## PROBLEM TO SOLVE:
Copy the records below exactly, leaving out every picture.

## GIVEN DATA:
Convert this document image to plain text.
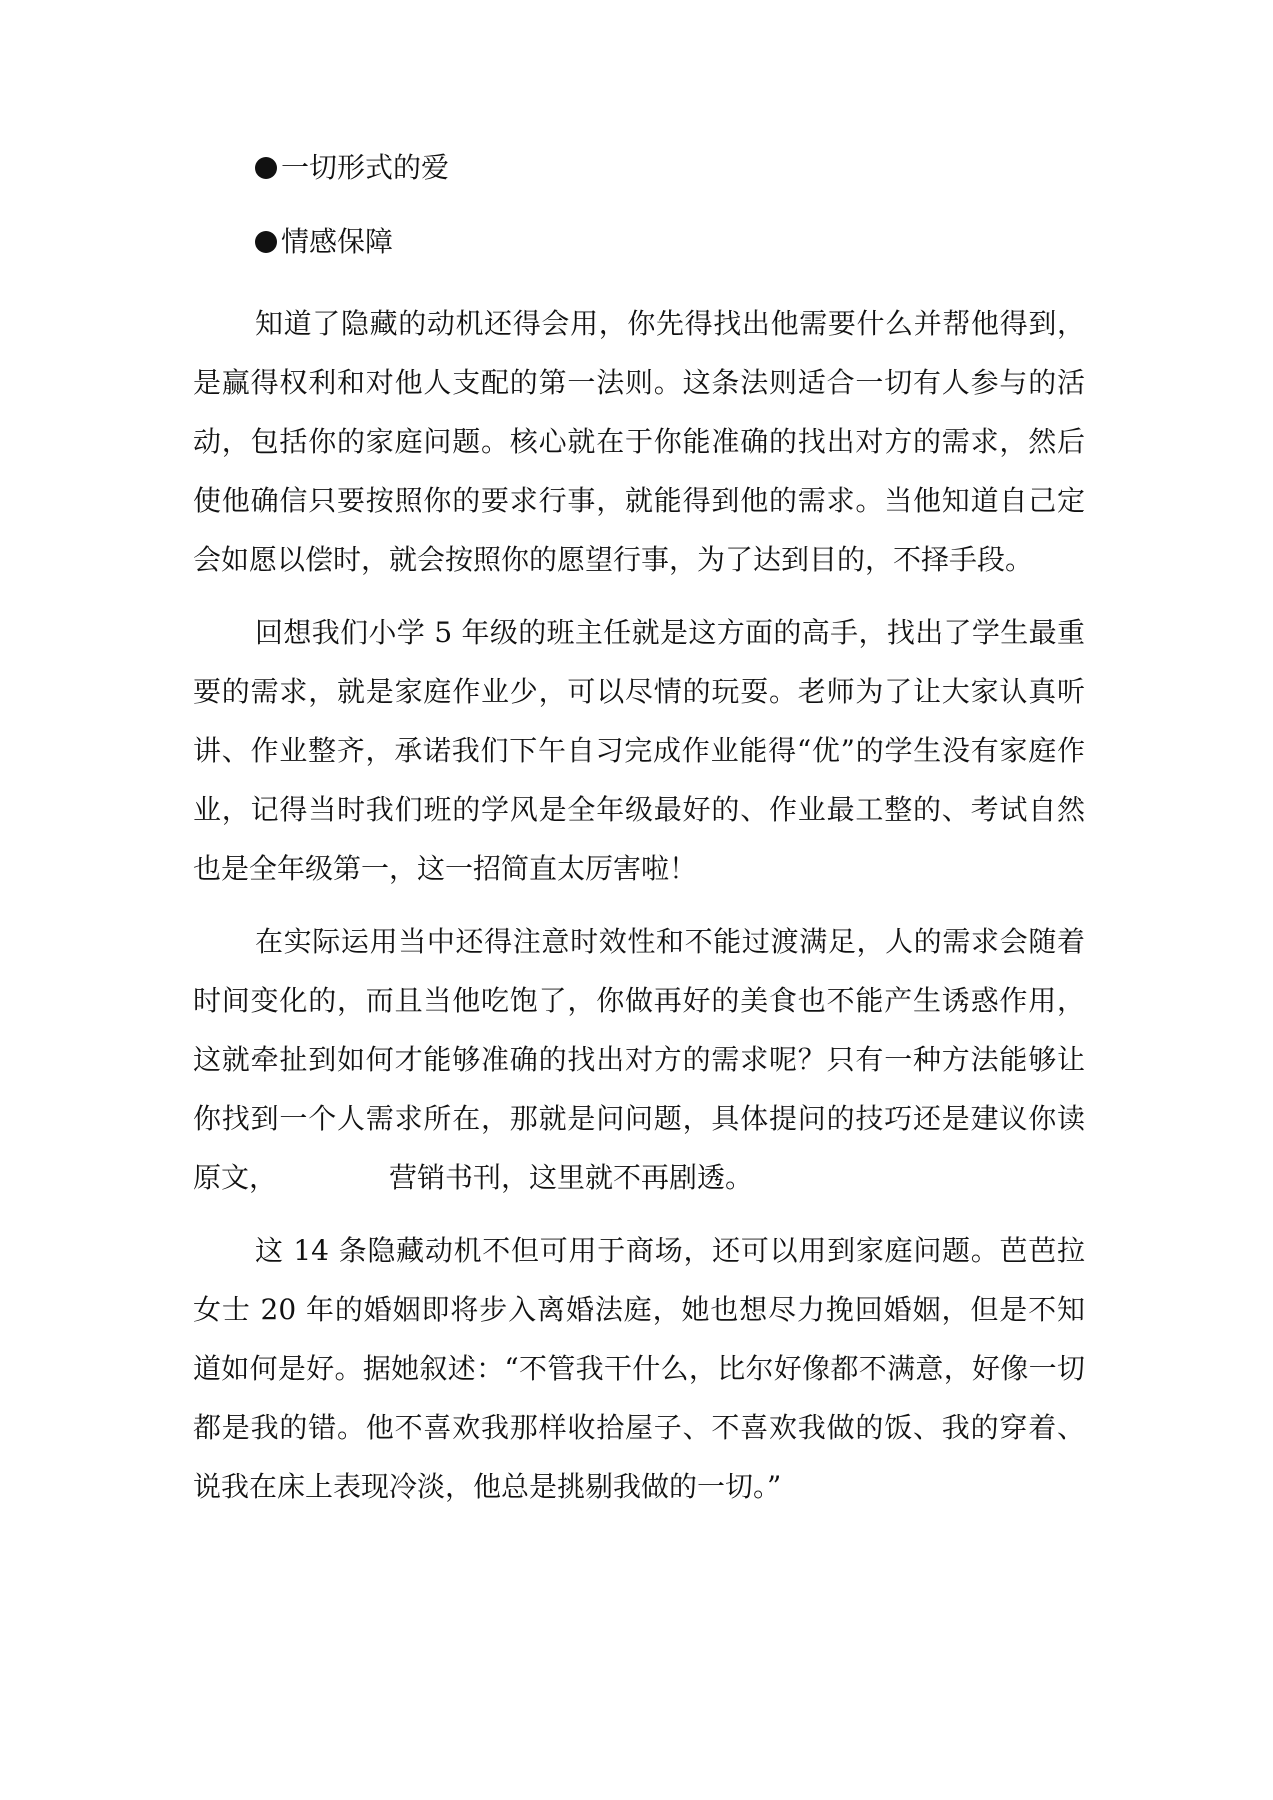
一切形式的爱
情感保障

知道了隐藏的动机还得会用，你先得找出他需要什么并帮他得到，是赢得权利和对他人支配的第一法则。这条法则适合一切有人参与的活动，包括你的家庭问题。核心就在于你能准确的找出对方的需求，然后使他确信只要按照你的要求行事，就能得到他的需求。当他知道自己定会如愿以偿时，就会按照你的愿望行事，为了达到目的，不择手段。

回想我们小学 5 年级的班主任就是这方面的高手，找出了学生最重要的需求，就是家庭作业少，可以尽情的玩耍。老师为了让大家认真听讲、作业整齐，承诺我们下午自习完成作业能得“优”的学生没有家庭作业，记得当时我们班的学风是全年级最好的、作业最工整的、考试自然也是全年级第一，这一招简直太厉害啦！

在实际运用当中还得注意时效性和不能过渡满足，人的需求会随着时间变化的，而且当他吃饱了，你做再好的美食也不能产生诱惑作用，这就牵扯到如何才能够准确的找出对方的需求呢？只有一种方法能够让你找到一个人需求所在，那就是问问题，具体提问的技巧还是建议你读原文，	营销书刊，这里就不再剧透。

这 14 条隐藏动机不但可用于商场，还可以用到家庭问题。芭芭拉女士 20 年的婚姻即将步入离婚法庭，她也想尽力挽回婚姻，但是不知道如何是好。据她叙述：“不管我干什么，比尔好像都不满意，好像一切都是我的错。他不喜欢我那样收拾屋子、不喜欢我做的饭、我的穿着、说我在床上表现冷淡，他总是挑剔我做的一切。”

## REPLY TO THE EXERCISE:
Convert this document image to plain text.
一切形式的爱
情感保障

知道了隐藏的动机还得会用，你先得找出他需要什么并帮他得到，是赢得权利和对他人支配的第一法则。这条法则适合一切有人参与的活动，包括你的家庭问题。核心就在于你能准确的找出对方的需求，然后使他确信只要按照你的要求行事，就能得到他的需求。当他知道自己定会如愿以偿时，就会按照你的愿望行事，为了达到目的，不择手段。

回想我们小学 5 年级的班主任就是这方面的高手，找出了学生最重要的需求，就是家庭作业少，可以尽情的玩耍。老师为了让大家认真听讲、作业整齐，承诺我们下午自习完成作业能得“优”的学生没有家庭作业，记得当时我们班的学风是全年级最好的、作业最工整的、考试自然也是全年级第一，这一招简直太厉害啦！

在实际运用当中还得注意时效性和不能过渡满足，人的需求会随着时间变化的，而且当他吃饱了，你做再好的美食也不能产生诱惑作用，这就牵扯到如何才能够准确的找出对方的需求呢？只有一种方法能够让你找到一个人需求所在，那就是问问题，具体提问的技巧还是建议你读原文，	营销书刊，这里就不再剧透。

这 14 条隐藏动机不但可用于商场，还可以用到家庭问题。芭芭拉女士 20 年的婚姻即将步入离婚法庭，她也想尽力挽回婚姻，但是不知道如何是好。据她叙述：“不管我干什么，比尔好像都不满意，好像一切都是我的错。他不喜欢我那样收拾屋子、不喜欢我做的饭、我的穿着、说我在床上表现冷淡，他总是挑剔我做的一切。”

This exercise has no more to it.